Directions =>
Return the data below in full and exactly, except that the pictures are dropped.

[[ Data for this exercise open ]]

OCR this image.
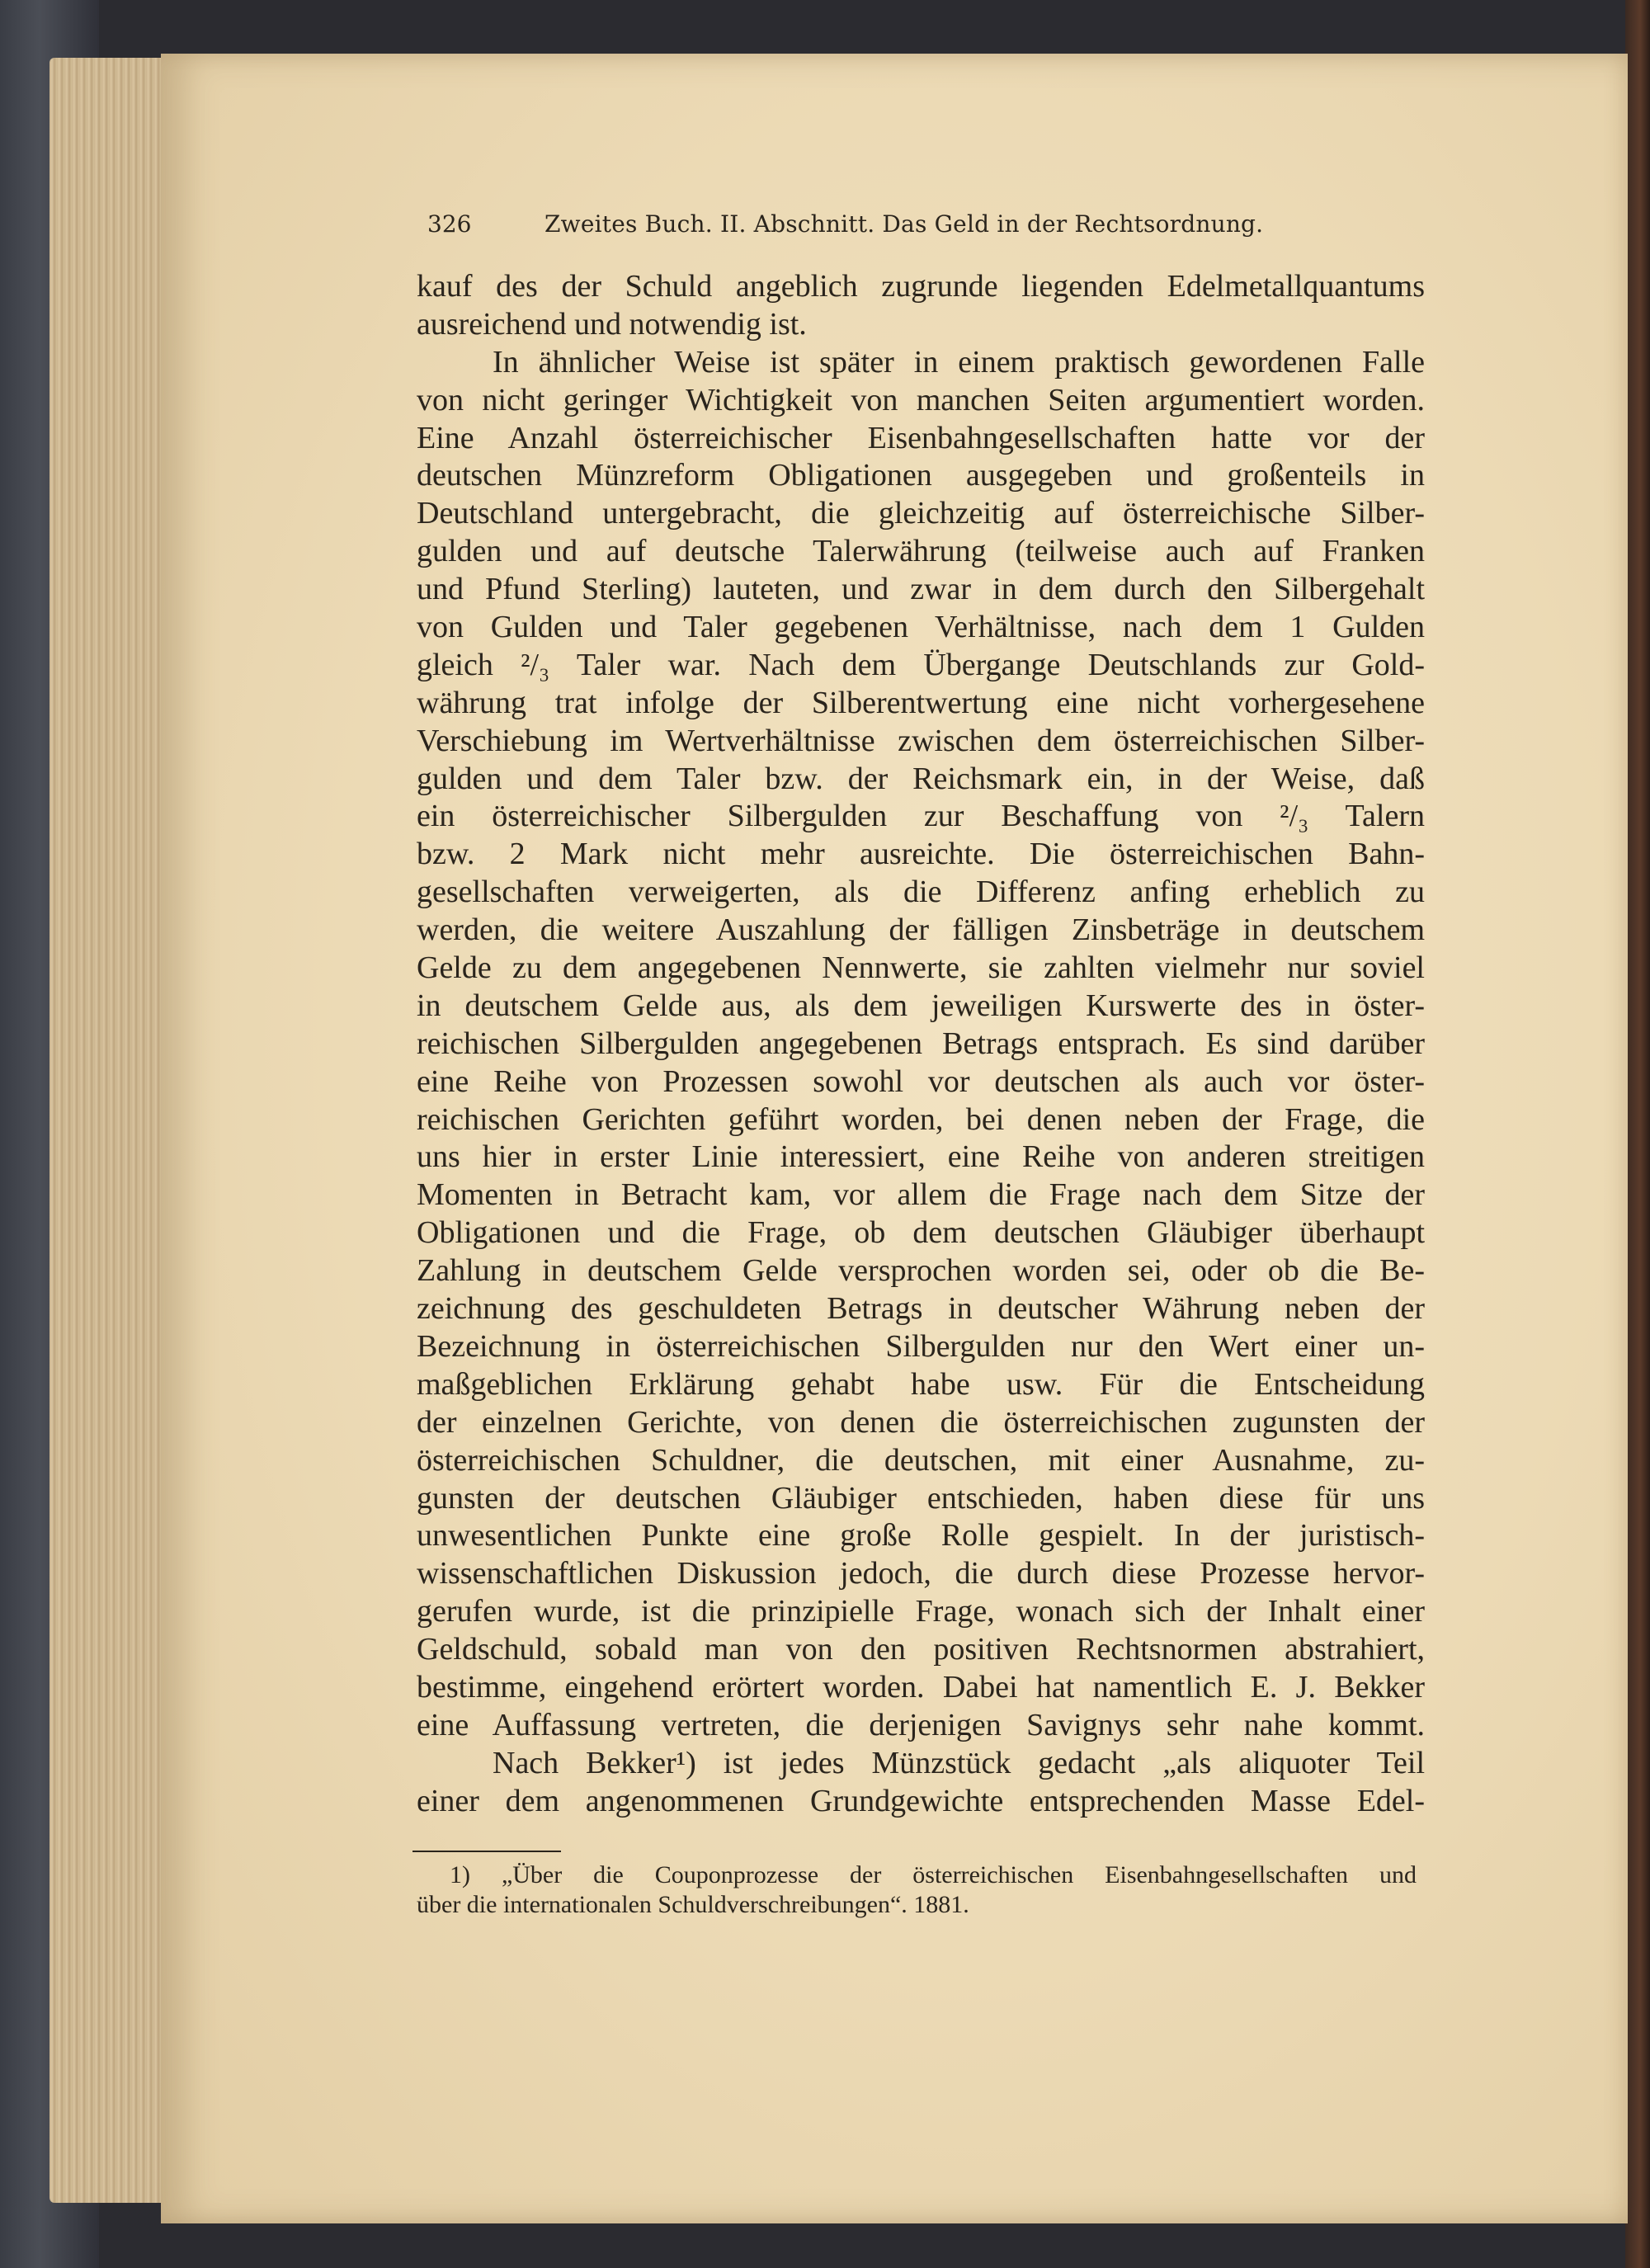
326	Zweites Buch. II. Abschnitt. Das Geld in der Rechtsordnung.
kauf des der Schuld angeblich zugrunde liegenden Edelmetallquantums
ausreichend und notwendig ist.
In ähnlicher Weise ist später in einem praktisch gewordenen Falle
von nicht geringer Wichtigkeit von manchen Seiten argumentiert worden.
Eine Anzahl österreichischer Eisenbahngesellschaften hatte vor der
deutschen Münzreform Obligationen ausgegeben und großenteils in
Deutschland untergebracht, die gleichzeitig auf österreichische Silber-
gulden und auf deutsche Talerwährung (teilweise auch auf Franken
und Pfund Sterling) lauteten, und zwar in dem durch den Silbergehalt
von Gulden und Taler gegebenen Verhältnisse, nach dem 1 Gulden
gleich ²/₃ Taler war. Nach dem Übergange Deutschlands zur Gold-
währung trat infolge der Silberentwertung eine nicht vorhergesehene
Verschiebung im Wertverhältnisse zwischen dem österreichischen Silber-
gulden und dem Taler bzw. der Reichsmark ein, in der Weise, daß
ein österreichischer Silbergulden zur Beschaffung von ²/₃ Talern
bzw. 2 Mark nicht mehr ausreichte. Die österreichischen Bahn-
gesellschaften verweigerten, als die Differenz anfing erheblich zu
werden, die weitere Auszahlung der fälligen Zinsbeträge in deutschem
Gelde zu dem angegebenen Nennwerte, sie zahlten vielmehr nur soviel
in deutschem Gelde aus, als dem jeweiligen Kurswerte des in öster-
reichischen Silbergulden angegebenen Betrags entsprach. Es sind darüber
eine Reihe von Prozessen sowohl vor deutschen als auch vor öster-
reichischen Gerichten geführt worden, bei denen neben der Frage, die
uns hier in erster Linie interessiert, eine Reihe von anderen streitigen
Momenten in Betracht kam, vor allem die Frage nach dem Sitze der
Obligationen und die Frage, ob dem deutschen Gläubiger überhaupt
Zahlung in deutschem Gelde versprochen worden sei, oder ob die Be-
zeichnung des geschuldeten Betrags in deutscher Währung neben der
Bezeichnung in österreichischen Silbergulden nur den Wert einer un-
maßgeblichen Erklärung gehabt habe usw. Für die Entscheidung
der einzelnen Gerichte, von denen die österreichischen zugunsten der
österreichischen Schuldner, die deutschen, mit einer Ausnahme, zu-
gunsten der deutschen Gläubiger entschieden, haben diese für uns
unwesentlichen Punkte eine große Rolle gespielt. In der juristisch-
wissenschaftlichen Diskussion jedoch, die durch diese Prozesse hervor-
gerufen wurde, ist die prinzipielle Frage, wonach sich der Inhalt einer
Geldschuld, sobald man von den positiven Rechtsnormen abstrahiert,
bestimme, eingehend erörtert worden. Dabei hat namentlich E. J. Bekker
eine Auffassung vertreten, die derjenigen Savignys sehr nahe kommt.
Nach Bekker¹) ist jedes Münzstück gedacht „als aliquoter Teil
einer dem angenommenen Grundgewichte entsprechenden Masse Edel-
1) „Über die Couponprozesse der österreichischen Eisenbahngesellschaften und
über die internationalen Schuldverschreibungen“. 1881.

[[ Data for this exercise closed ]]

Result for this task =>
OCR this image.
326	Zweites Buch. II. Abschnitt. Das Geld in der Rechtsordnung.
kauf des der Schuld angeblich zugrunde liegenden Edelmetallquantums
ausreichend und notwendig ist.
In ähnlicher Weise ist später in einem praktisch gewordenen Falle
von nicht geringer Wichtigkeit von manchen Seiten argumentiert worden.
Eine Anzahl österreichischer Eisenbahngesellschaften hatte vor der
deutschen Münzreform Obligationen ausgegeben und großenteils in
Deutschland untergebracht, die gleichzeitig auf österreichische Silber-
gulden und auf deutsche Talerwährung (teilweise auch auf Franken
und Pfund Sterling) lauteten, und zwar in dem durch den Silbergehalt
von Gulden und Taler gegebenen Verhältnisse, nach dem 1 Gulden
gleich ²/₃ Taler war. Nach dem Übergange Deutschlands zur Gold-
währung trat infolge der Silberentwertung eine nicht vorhergesehene
Verschiebung im Wertverhältnisse zwischen dem österreichischen Silber-
gulden und dem Taler bzw. der Reichsmark ein, in der Weise, daß
ein österreichischer Silbergulden zur Beschaffung von ²/₃ Talern
bzw. 2 Mark nicht mehr ausreichte. Die österreichischen Bahn-
gesellschaften verweigerten, als die Differenz anfing erheblich zu
werden, die weitere Auszahlung der fälligen Zinsbeträge in deutschem
Gelde zu dem angegebenen Nennwerte, sie zahlten vielmehr nur soviel
in deutschem Gelde aus, als dem jeweiligen Kurswerte des in öster-
reichischen Silbergulden angegebenen Betrags entsprach. Es sind darüber
eine Reihe von Prozessen sowohl vor deutschen als auch vor öster-
reichischen Gerichten geführt worden, bei denen neben der Frage, die
uns hier in erster Linie interessiert, eine Reihe von anderen streitigen
Momenten in Betracht kam, vor allem die Frage nach dem Sitze der
Obligationen und die Frage, ob dem deutschen Gläubiger überhaupt
Zahlung in deutschem Gelde versprochen worden sei, oder ob die Be-
zeichnung des geschuldeten Betrags in deutscher Währung neben der
Bezeichnung in österreichischen Silbergulden nur den Wert einer un-
maßgeblichen Erklärung gehabt habe usw. Für die Entscheidung
der einzelnen Gerichte, von denen die österreichischen zugunsten der
österreichischen Schuldner, die deutschen, mit einer Ausnahme, zu-
gunsten der deutschen Gläubiger entschieden, haben diese für uns
unwesentlichen Punkte eine große Rolle gespielt. In der juristisch-
wissenschaftlichen Diskussion jedoch, die durch diese Prozesse hervor-
gerufen wurde, ist die prinzipielle Frage, wonach sich der Inhalt einer
Geldschuld, sobald man von den positiven Rechtsnormen abstrahiert,
bestimme, eingehend erörtert worden. Dabei hat namentlich E. J. Bekker
eine Auffassung vertreten, die derjenigen Savignys sehr nahe kommt.
Nach Bekker¹) ist jedes Münzstück gedacht „als aliquoter Teil
einer dem angenommenen Grundgewichte entsprechenden Masse Edel-
1) „Über die Couponprozesse der österreichischen Eisenbahngesellschaften und
über die internationalen Schuldverschreibungen“. 1881.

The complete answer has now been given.